» Data extract:
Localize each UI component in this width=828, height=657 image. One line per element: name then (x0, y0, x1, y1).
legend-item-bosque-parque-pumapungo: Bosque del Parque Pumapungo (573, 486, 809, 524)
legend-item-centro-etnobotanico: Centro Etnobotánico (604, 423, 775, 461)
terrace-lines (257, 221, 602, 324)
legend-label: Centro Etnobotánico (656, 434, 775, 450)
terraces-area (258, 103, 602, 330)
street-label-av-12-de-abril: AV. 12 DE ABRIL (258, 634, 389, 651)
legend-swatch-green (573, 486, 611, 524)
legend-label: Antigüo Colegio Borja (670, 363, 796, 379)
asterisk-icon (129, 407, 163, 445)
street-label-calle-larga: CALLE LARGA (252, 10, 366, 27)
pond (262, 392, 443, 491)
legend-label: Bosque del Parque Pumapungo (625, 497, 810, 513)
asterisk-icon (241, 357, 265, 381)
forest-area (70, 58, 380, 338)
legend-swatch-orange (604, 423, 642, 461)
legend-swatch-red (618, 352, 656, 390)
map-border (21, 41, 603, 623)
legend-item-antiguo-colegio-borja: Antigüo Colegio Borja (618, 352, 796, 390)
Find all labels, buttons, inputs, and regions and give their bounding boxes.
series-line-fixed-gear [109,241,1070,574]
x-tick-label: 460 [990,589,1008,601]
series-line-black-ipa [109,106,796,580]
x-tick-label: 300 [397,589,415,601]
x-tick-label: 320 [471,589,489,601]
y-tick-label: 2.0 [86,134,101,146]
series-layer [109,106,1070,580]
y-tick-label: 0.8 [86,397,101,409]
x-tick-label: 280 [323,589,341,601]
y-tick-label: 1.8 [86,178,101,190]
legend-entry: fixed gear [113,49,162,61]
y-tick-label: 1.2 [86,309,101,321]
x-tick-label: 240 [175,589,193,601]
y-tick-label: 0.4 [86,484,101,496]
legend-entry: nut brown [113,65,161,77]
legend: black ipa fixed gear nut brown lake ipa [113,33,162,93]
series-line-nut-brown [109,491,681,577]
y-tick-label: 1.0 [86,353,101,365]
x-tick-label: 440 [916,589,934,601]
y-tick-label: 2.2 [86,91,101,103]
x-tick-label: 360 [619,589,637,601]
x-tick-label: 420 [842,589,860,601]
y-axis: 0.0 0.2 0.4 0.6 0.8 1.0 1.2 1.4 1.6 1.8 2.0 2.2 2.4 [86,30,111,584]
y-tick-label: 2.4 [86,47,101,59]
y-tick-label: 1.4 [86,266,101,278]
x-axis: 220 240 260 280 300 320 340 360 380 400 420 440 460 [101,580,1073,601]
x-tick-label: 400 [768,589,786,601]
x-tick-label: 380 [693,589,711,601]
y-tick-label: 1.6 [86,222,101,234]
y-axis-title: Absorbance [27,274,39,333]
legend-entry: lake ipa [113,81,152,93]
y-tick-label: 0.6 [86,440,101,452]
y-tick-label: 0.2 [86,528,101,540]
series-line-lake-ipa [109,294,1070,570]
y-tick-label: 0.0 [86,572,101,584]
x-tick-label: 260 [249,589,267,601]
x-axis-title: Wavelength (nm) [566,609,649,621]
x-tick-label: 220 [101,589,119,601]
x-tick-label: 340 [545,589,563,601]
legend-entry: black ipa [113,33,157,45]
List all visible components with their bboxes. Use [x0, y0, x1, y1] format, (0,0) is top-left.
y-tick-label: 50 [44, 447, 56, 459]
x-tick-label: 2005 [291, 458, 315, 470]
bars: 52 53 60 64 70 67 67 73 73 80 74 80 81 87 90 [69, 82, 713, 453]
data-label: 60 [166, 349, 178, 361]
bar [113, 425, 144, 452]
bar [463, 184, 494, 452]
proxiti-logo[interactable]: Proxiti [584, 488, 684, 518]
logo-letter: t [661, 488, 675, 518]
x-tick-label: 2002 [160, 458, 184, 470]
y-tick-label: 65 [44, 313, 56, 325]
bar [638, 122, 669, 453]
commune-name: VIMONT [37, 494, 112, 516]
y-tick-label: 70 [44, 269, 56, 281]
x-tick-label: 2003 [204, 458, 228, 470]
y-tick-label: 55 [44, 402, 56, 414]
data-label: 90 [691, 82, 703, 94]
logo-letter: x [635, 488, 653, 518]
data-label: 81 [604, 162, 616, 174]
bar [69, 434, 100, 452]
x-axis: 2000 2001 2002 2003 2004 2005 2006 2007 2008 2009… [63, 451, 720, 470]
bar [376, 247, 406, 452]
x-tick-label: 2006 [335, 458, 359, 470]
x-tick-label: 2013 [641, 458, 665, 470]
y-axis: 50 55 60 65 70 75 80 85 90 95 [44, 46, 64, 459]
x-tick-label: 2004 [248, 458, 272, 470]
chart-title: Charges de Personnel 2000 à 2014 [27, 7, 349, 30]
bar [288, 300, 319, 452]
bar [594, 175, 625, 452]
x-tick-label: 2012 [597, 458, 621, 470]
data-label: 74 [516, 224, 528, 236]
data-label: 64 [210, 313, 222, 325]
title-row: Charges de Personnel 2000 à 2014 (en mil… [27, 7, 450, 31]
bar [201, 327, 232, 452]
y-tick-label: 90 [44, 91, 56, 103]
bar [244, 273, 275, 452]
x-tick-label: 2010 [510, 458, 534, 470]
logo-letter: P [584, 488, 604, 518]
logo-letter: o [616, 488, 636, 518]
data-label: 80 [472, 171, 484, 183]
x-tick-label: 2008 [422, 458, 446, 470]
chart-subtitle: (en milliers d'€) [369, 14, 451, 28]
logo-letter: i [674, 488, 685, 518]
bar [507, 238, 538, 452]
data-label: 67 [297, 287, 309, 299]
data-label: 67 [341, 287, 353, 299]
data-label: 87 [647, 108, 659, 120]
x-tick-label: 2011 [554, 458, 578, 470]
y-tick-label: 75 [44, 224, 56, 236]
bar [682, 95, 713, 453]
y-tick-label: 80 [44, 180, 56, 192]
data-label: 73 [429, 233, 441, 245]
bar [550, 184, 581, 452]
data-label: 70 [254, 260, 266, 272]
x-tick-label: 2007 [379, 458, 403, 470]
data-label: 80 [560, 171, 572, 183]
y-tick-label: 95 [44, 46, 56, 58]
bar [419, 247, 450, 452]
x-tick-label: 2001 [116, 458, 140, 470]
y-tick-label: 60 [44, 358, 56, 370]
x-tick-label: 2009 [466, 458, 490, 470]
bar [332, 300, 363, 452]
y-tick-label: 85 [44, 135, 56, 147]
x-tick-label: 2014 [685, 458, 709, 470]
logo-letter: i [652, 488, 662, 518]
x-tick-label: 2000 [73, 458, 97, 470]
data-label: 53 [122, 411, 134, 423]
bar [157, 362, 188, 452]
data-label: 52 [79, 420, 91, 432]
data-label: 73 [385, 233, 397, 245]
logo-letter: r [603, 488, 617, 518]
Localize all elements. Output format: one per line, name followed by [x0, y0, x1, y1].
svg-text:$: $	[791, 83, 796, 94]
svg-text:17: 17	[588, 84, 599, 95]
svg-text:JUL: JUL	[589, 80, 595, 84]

» Exercise goal:
Copy every line of the items above verbatim, from start to finish, with no changes.

» Final result:
Localize each UI component in this width=828, height=657 image. One line per element: name then (x0, y0, x1, y1).
legend-item-bosque-parque-pumapungo: Bosque del Parque Pumapungo (573, 486, 809, 524)
legend-item-centro-etnobotanico: Centro Etnobotánico (604, 423, 775, 461)
terrace-lines (257, 221, 602, 324)
legend-label: Centro Etnobotánico (656, 434, 775, 450)
terraces-area (258, 103, 602, 330)
street-label-av-12-de-abril: AV. 12 DE ABRIL (258, 634, 389, 651)
legend-swatch-green (573, 486, 611, 524)
legend-label: Antigüo Colegio Borja (670, 363, 796, 379)
asterisk-icon (129, 407, 163, 445)
street-label-calle-larga: CALLE LARGA (252, 10, 366, 27)
pond (262, 392, 443, 491)
legend-label: Bosque del Parque Pumapungo (625, 497, 810, 513)
asterisk-icon (241, 357, 265, 381)
forest-area (70, 58, 380, 338)
legend-swatch-orange (604, 423, 642, 461)
legend-swatch-red (618, 352, 656, 390)
map-border (21, 41, 603, 623)
legend-item-antiguo-colegio-borja: Antigüo Colegio Borja (618, 352, 796, 390)
Find all labels, buttons, inputs, and regions and give their bounding boxes.
series-line-fixed-gear [109,241,1070,574]
x-tick-label: 460 [990,589,1008,601]
series-line-black-ipa [109,106,796,580]
x-tick-label: 300 [397,589,415,601]
x-tick-label: 320 [471,589,489,601]
y-tick-label: 2.0 [86,134,101,146]
series-layer [109,106,1070,580]
y-tick-label: 0.8 [86,397,101,409]
x-tick-label: 280 [323,589,341,601]
y-tick-label: 1.8 [86,178,101,190]
legend-entry: fixed gear [113,49,162,61]
y-tick-label: 1.2 [86,309,101,321]
x-tick-label: 240 [175,589,193,601]
y-tick-label: 0.4 [86,484,101,496]
legend-entry: nut brown [113,65,161,77]
legend: black ipa fixed gear nut brown lake ipa [113,33,162,93]
series-line-nut-brown [109,491,681,577]
y-tick-label: 1.0 [86,353,101,365]
x-tick-label: 440 [916,589,934,601]
y-tick-label: 2.2 [86,91,101,103]
x-tick-label: 360 [619,589,637,601]
x-tick-label: 420 [842,589,860,601]
y-axis: 0.0 0.2 0.4 0.6 0.8 1.0 1.2 1.4 1.6 1.8 2.0 2.2 2.4 [86,30,111,584]
y-tick-label: 2.4 [86,47,101,59]
y-tick-label: 1.4 [86,266,101,278]
x-axis: 220 240 260 280 300 320 340 360 380 400 420 440 460 [101,580,1073,601]
x-tick-label: 400 [768,589,786,601]
x-tick-label: 380 [693,589,711,601]
y-tick-label: 1.6 [86,222,101,234]
y-axis-title: Absorbance [27,274,39,333]
legend-entry: lake ipa [113,81,152,93]
y-tick-label: 0.6 [86,440,101,452]
y-tick-label: 0.2 [86,528,101,540]
series-line-lake-ipa [109,294,1070,570]
y-tick-label: 0.0 [86,572,101,584]
x-tick-label: 260 [249,589,267,601]
x-axis-title: Wavelength (nm) [566,609,649,621]
x-tick-label: 220 [101,589,119,601]
x-tick-label: 340 [545,589,563,601]
legend-entry: black ipa [113,33,157,45]
List all visible components with their bboxes. Use [x0, y0, x1, y1] format, (0,0) is top-left.
y-tick-label: 50 [44, 447, 56, 459]
x-tick-label: 2005 [291, 458, 315, 470]
bars: 52 53 60 64 70 67 67 73 73 80 74 80 81 87 90 [69, 82, 713, 453]
data-label: 60 [166, 349, 178, 361]
bar [113, 425, 144, 452]
bar [463, 184, 494, 452]
proxiti-logo[interactable]: Proxiti [584, 488, 684, 518]
logo-letter: t [661, 488, 675, 518]
x-tick-label: 2002 [160, 458, 184, 470]
y-tick-label: 65 [44, 313, 56, 325]
bar [638, 122, 669, 453]
commune-name: VIMONT [37, 494, 112, 516]
y-tick-label: 70 [44, 269, 56, 281]
x-tick-label: 2003 [204, 458, 228, 470]
y-tick-label: 55 [44, 402, 56, 414]
data-label: 90 [691, 82, 703, 94]
logo-letter: x [635, 488, 653, 518]
data-label: 81 [604, 162, 616, 174]
bar [69, 434, 100, 452]
x-axis: 2000 2001 2002 2003 2004 2005 2006 2007 2008 2009… [63, 451, 720, 470]
bar [376, 247, 406, 452]
x-tick-label: 2006 [335, 458, 359, 470]
x-tick-label: 2013 [641, 458, 665, 470]
y-axis: 50 55 60 65 70 75 80 85 90 95 [44, 46, 64, 459]
x-tick-label: 2004 [248, 458, 272, 470]
chart-title: Charges de Personnel 2000 à 2014 [27, 7, 349, 30]
bar [288, 300, 319, 452]
bar [594, 175, 625, 452]
x-tick-label: 2012 [597, 458, 621, 470]
data-label: 74 [516, 224, 528, 236]
data-label: 64 [210, 313, 222, 325]
title-row: Charges de Personnel 2000 à 2014 (en mil… [27, 7, 450, 31]
bar [201, 327, 232, 452]
y-tick-label: 90 [44, 91, 56, 103]
bar [244, 273, 275, 452]
x-tick-label: 2010 [510, 458, 534, 470]
logo-letter: P [584, 488, 604, 518]
logo-letter: o [616, 488, 636, 518]
data-label: 80 [472, 171, 484, 183]
x-tick-label: 2008 [422, 458, 446, 470]
chart-subtitle: (en milliers d'€) [369, 14, 451, 28]
logo-letter: i [674, 488, 685, 518]
bar [507, 238, 538, 452]
data-label: 67 [297, 287, 309, 299]
data-label: 67 [341, 287, 353, 299]
data-label: 87 [647, 108, 659, 120]
x-tick-label: 2011 [554, 458, 578, 470]
y-tick-label: 75 [44, 224, 56, 236]
bar [682, 95, 713, 453]
y-tick-label: 80 [44, 180, 56, 192]
data-label: 73 [429, 233, 441, 245]
bar [550, 184, 581, 452]
data-label: 70 [254, 260, 266, 272]
x-tick-label: 2007 [379, 458, 403, 470]
data-label: 80 [560, 171, 572, 183]
y-tick-label: 95 [44, 46, 56, 58]
bar [419, 247, 450, 452]
x-tick-label: 2001 [116, 458, 140, 470]
y-tick-label: 60 [44, 358, 56, 370]
x-tick-label: 2009 [466, 458, 490, 470]
bar [332, 300, 363, 452]
y-tick-label: 85 [44, 135, 56, 147]
x-tick-label: 2014 [685, 458, 709, 470]
logo-letter: i [652, 488, 662, 518]
x-tick-label: 2000 [73, 458, 97, 470]
data-label: 53 [122, 411, 134, 423]
bar [157, 362, 188, 452]
data-label: 52 [79, 420, 91, 432]
data-label: 73 [385, 233, 397, 245]
logo-letter: r [603, 488, 617, 518]
Localize all elements. Output format: one per line, name followed by [x0, y0, x1, y1].
svg-text:$: $	[791, 83, 796, 94]
svg-text:17: 17	[588, 84, 599, 95]
svg-text:JUL: JUL	[589, 80, 595, 84]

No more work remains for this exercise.